:: Rows ::
● ● ●

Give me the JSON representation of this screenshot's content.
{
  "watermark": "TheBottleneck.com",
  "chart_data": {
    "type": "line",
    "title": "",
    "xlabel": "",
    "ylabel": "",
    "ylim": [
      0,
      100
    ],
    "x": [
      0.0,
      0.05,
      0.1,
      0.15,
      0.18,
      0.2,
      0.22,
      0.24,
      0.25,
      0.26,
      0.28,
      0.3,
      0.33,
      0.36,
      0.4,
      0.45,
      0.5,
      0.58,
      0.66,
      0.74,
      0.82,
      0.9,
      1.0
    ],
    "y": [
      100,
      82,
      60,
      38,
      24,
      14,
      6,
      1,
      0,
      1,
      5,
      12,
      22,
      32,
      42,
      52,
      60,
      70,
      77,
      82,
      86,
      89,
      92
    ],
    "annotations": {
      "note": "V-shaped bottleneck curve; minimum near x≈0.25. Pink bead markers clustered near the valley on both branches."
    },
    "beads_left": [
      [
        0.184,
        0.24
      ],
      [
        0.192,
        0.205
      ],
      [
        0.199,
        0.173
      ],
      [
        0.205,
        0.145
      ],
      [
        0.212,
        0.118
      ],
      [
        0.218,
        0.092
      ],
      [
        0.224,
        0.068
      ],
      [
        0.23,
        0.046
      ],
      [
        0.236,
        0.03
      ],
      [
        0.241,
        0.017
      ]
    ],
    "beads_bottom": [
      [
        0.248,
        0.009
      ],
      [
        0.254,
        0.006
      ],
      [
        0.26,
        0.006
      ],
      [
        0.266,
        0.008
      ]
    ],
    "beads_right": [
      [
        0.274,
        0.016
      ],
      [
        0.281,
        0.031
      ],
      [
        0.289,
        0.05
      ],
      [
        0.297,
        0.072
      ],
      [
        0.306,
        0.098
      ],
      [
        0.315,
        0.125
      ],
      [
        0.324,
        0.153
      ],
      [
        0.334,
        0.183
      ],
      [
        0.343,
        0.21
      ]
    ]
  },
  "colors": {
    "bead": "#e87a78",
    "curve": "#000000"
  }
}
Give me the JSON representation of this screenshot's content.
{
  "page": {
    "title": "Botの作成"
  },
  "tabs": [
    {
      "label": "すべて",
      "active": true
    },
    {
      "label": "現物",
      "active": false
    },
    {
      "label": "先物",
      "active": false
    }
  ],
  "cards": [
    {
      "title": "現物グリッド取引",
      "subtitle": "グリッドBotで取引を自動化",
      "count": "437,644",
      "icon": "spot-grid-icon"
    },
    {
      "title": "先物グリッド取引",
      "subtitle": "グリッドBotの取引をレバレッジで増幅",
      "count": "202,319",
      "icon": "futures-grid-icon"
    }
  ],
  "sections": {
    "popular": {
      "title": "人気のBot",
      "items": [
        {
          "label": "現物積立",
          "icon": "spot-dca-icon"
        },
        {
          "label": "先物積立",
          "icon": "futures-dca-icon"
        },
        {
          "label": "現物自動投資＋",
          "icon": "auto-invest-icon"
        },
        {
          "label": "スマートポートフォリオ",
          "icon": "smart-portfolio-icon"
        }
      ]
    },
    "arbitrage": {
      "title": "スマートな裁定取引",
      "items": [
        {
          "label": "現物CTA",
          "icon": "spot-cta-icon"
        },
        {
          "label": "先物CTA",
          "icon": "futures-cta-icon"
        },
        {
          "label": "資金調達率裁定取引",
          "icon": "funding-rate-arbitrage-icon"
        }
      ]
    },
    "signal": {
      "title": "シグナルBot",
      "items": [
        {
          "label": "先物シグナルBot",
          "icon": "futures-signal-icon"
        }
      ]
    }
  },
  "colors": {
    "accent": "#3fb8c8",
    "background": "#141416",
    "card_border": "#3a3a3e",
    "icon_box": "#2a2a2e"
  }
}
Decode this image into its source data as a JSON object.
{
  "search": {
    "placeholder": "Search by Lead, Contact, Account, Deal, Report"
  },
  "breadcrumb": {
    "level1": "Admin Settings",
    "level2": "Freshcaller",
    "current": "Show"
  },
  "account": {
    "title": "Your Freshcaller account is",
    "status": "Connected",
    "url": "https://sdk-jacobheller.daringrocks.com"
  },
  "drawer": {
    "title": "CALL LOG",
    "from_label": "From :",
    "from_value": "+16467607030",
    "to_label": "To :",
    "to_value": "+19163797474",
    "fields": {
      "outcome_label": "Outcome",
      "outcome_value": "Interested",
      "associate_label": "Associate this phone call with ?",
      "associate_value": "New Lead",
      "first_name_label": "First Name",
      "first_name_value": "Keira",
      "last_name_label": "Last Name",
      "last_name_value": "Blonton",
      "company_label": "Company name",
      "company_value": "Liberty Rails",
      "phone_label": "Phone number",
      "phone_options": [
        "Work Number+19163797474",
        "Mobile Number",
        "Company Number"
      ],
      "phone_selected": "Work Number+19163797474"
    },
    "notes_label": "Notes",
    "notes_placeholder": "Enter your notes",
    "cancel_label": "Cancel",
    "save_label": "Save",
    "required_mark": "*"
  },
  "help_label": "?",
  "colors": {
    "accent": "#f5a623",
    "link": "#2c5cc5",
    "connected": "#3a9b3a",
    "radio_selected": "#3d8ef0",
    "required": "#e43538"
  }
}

● ● ●

:: What is being asked ::
Extract the whole listing, character for character.

:: Response ::
Give me the JSON representation of this screenshot's content.
{
  "watermark": "TheBottleneck.com",
  "chart_data": {
    "type": "line",
    "title": "",
    "xlabel": "",
    "ylabel": "",
    "ylim": [
      0,
      100
    ],
    "x": [
      0.0,
      0.05,
      0.1,
      0.15,
      0.18,
      0.2,
      0.22,
      0.24,
      0.25,
      0.26,
      0.28,
      0.3,
      0.33,
      0.36,
      0.4,
      0.45,
      0.5,
      0.58,
      0.66,
      0.74,
      0.82,
      0.9,
      1.0
    ],
    "y": [
      100,
      82,
      60,
      38,
      24,
      14,
      6,
      1,
      0,
      1,
      5,
      12,
      22,
      32,
      42,
      52,
      60,
      70,
      77,
      82,
      86,
      89,
      92
    ],
    "annotations": {
      "note": "V-shaped bottleneck curve; minimum near x≈0.25. Pink bead markers clustered near the valley on both branches."
    },
    "beads_left": [
      [
        0.184,
        0.24
      ],
      [
        0.192,
        0.205
      ],
      [
        0.199,
        0.173
      ],
      [
        0.205,
        0.145
      ],
      [
        0.212,
        0.118
      ],
      [
        0.218,
        0.092
      ],
      [
        0.224,
        0.068
      ],
      [
        0.23,
        0.046
      ],
      [
        0.236,
        0.03
      ],
      [
        0.241,
        0.017
      ]
    ],
    "beads_bottom": [
      [
        0.248,
        0.009
      ],
      [
        0.254,
        0.006
      ],
      [
        0.26,
        0.006
      ],
      [
        0.266,
        0.008
      ]
    ],
    "beads_right": [
      [
        0.274,
        0.016
      ],
      [
        0.281,
        0.031
      ],
      [
        0.289,
        0.05
      ],
      [
        0.297,
        0.072
      ],
      [
        0.306,
        0.098
      ],
      [
        0.315,
        0.125
      ],
      [
        0.324,
        0.153
      ],
      [
        0.334,
        0.183
      ],
      [
        0.343,
        0.21
      ]
    ]
  },
  "colors": {
    "bead": "#e87a78",
    "curve": "#000000"
  }
}
Give me the JSON representation of this screenshot's content.
{
  "page": {
    "title": "Botの作成"
  },
  "tabs": [
    {
      "label": "すべて",
      "active": true
    },
    {
      "label": "現物",
      "active": false
    },
    {
      "label": "先物",
      "active": false
    }
  ],
  "cards": [
    {
      "title": "現物グリッド取引",
      "subtitle": "グリッドBotで取引を自動化",
      "count": "437,644",
      "icon": "spot-grid-icon"
    },
    {
      "title": "先物グリッド取引",
      "subtitle": "グリッドBotの取引をレバレッジで増幅",
      "count": "202,319",
      "icon": "futures-grid-icon"
    }
  ],
  "sections": {
    "popular": {
      "title": "人気のBot",
      "items": [
        {
          "label": "現物積立",
          "icon": "spot-dca-icon"
        },
        {
          "label": "先物積立",
          "icon": "futures-dca-icon"
        },
        {
          "label": "現物自動投資＋",
          "icon": "auto-invest-icon"
        },
        {
          "label": "スマートポートフォリオ",
          "icon": "smart-portfolio-icon"
        }
      ]
    },
    "arbitrage": {
      "title": "スマートな裁定取引",
      "items": [
        {
          "label": "現物CTA",
          "icon": "spot-cta-icon"
        },
        {
          "label": "先物CTA",
          "icon": "futures-cta-icon"
        },
        {
          "label": "資金調達率裁定取引",
          "icon": "funding-rate-arbitrage-icon"
        }
      ]
    },
    "signal": {
      "title": "シグナルBot",
      "items": [
        {
          "label": "先物シグナルBot",
          "icon": "futures-signal-icon"
        }
      ]
    }
  },
  "colors": {
    "accent": "#3fb8c8",
    "background": "#141416",
    "card_border": "#3a3a3e",
    "icon_box": "#2a2a2e"
  }
}
Decode this image into its source data as a JSON object.
{
  "search": {
    "placeholder": "Search by Lead, Contact, Account, Deal, Report"
  },
  "breadcrumb": {
    "level1": "Admin Settings",
    "level2": "Freshcaller",
    "current": "Show"
  },
  "account": {
    "title": "Your Freshcaller account is",
    "status": "Connected",
    "url": "https://sdk-jacobheller.daringrocks.com"
  },
  "drawer": {
    "title": "CALL LOG",
    "from_label": "From :",
    "from_value": "+16467607030",
    "to_label": "To :",
    "to_value": "+19163797474",
    "fields": {
      "outcome_label": "Outcome",
      "outcome_value": "Interested",
      "associate_label": "Associate this phone call with ?",
      "associate_value": "New Lead",
      "first_name_label": "First Name",
      "first_name_value": "Keira",
      "last_name_label": "Last Name",
      "last_name_value": "Blonton",
      "company_label": "Company name",
      "company_value": "Liberty Rails",
      "phone_label": "Phone number",
      "phone_options": [
        "Work Number+19163797474",
        "Mobile Number",
        "Company Number"
      ],
      "phone_selected": "Work Number+19163797474"
    },
    "notes_label": "Notes",
    "notes_placeholder": "Enter your notes",
    "cancel_label": "Cancel",
    "save_label": "Save",
    "required_mark": "*"
  },
  "help_label": "?",
  "colors": {
    "accent": "#f5a623",
    "link": "#2c5cc5",
    "connected": "#3a9b3a",
    "radio_selected": "#3d8ef0",
    "required": "#e43538"
  }
}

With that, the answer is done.